**PROBLEM DESCRIPTION:** Print all of the data exactly.

**PROVIDED RECORDS:**
===

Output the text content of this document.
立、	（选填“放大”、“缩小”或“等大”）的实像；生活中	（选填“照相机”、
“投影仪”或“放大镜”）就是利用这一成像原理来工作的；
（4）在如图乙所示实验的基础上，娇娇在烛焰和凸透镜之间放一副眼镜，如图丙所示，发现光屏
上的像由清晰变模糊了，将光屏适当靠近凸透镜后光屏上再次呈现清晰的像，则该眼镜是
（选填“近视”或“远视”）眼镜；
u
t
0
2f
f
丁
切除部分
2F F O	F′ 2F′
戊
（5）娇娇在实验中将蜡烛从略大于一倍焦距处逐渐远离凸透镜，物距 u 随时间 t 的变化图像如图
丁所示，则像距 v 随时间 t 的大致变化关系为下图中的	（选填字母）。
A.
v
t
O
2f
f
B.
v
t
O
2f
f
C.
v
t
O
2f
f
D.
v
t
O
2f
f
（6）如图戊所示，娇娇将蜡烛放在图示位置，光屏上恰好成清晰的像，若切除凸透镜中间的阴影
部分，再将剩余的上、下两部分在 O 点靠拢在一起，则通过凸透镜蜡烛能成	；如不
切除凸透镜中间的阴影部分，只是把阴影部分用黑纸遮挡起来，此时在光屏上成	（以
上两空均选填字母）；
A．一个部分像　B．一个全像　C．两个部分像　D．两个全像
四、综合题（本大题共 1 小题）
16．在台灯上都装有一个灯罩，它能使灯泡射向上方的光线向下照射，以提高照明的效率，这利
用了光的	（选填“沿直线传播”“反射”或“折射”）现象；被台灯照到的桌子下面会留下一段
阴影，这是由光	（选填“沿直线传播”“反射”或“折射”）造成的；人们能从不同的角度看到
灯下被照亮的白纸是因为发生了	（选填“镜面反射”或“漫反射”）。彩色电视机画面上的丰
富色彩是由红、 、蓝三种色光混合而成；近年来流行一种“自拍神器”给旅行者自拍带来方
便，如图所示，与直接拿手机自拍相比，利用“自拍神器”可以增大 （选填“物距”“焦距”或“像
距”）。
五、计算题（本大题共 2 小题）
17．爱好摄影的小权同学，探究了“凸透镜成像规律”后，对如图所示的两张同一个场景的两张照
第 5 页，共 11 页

===

**THE SOLUTION:**
Output the text content of this document.
立、	（选填“放大”、“缩小”或“等大”）的实像；生活中	（选填“照相机”、
“投影仪”或“放大镜”）就是利用这一成像原理来工作的；
（4）在如图乙所示实验的基础上，娇娇在烛焰和凸透镜之间放一副眼镜，如图丙所示，发现光屏
上的像由清晰变模糊了，将光屏适当靠近凸透镜后光屏上再次呈现清晰的像，则该眼镜是
（选填“近视”或“远视”）眼镜；
u
t
0
2f
f
丁
切除部分
2F F O	F′ 2F′
戊
（5）娇娇在实验中将蜡烛从略大于一倍焦距处逐渐远离凸透镜，物距 u 随时间 t 的变化图像如图
丁所示，则像距 v 随时间 t 的大致变化关系为下图中的	（选填字母）。
A.
v
t
O
2f
f
B.
v
t
O
2f
f
C.
v
t
O
2f
f
D.
v
t
O
2f
f
（6）如图戊所示，娇娇将蜡烛放在图示位置，光屏上恰好成清晰的像，若切除凸透镜中间的阴影
部分，再将剩余的上、下两部分在 O 点靠拢在一起，则通过凸透镜蜡烛能成	；如不
切除凸透镜中间的阴影部分，只是把阴影部分用黑纸遮挡起来，此时在光屏上成	（以
上两空均选填字母）；
A．一个部分像　B．一个全像　C．两个部分像　D．两个全像
四、综合题（本大题共 1 小题）
16．在台灯上都装有一个灯罩，它能使灯泡射向上方的光线向下照射，以提高照明的效率，这利
用了光的	（选填“沿直线传播”“反射”或“折射”）现象；被台灯照到的桌子下面会留下一段
阴影，这是由光	（选填“沿直线传播”“反射”或“折射”）造成的；人们能从不同的角度看到
灯下被照亮的白纸是因为发生了	（选填“镜面反射”或“漫反射”）。彩色电视机画面上的丰
富色彩是由红、 、蓝三种色光混合而成；近年来流行一种“自拍神器”给旅行者自拍带来方
便，如图所示，与直接拿手机自拍相比，利用“自拍神器”可以增大 （选填“物距”“焦距”或“像
距”）。
五、计算题（本大题共 2 小题）
17．爱好摄影的小权同学，探究了“凸透镜成像规律”后，对如图所示的两张同一个场景的两张照
第 5 页，共 11 页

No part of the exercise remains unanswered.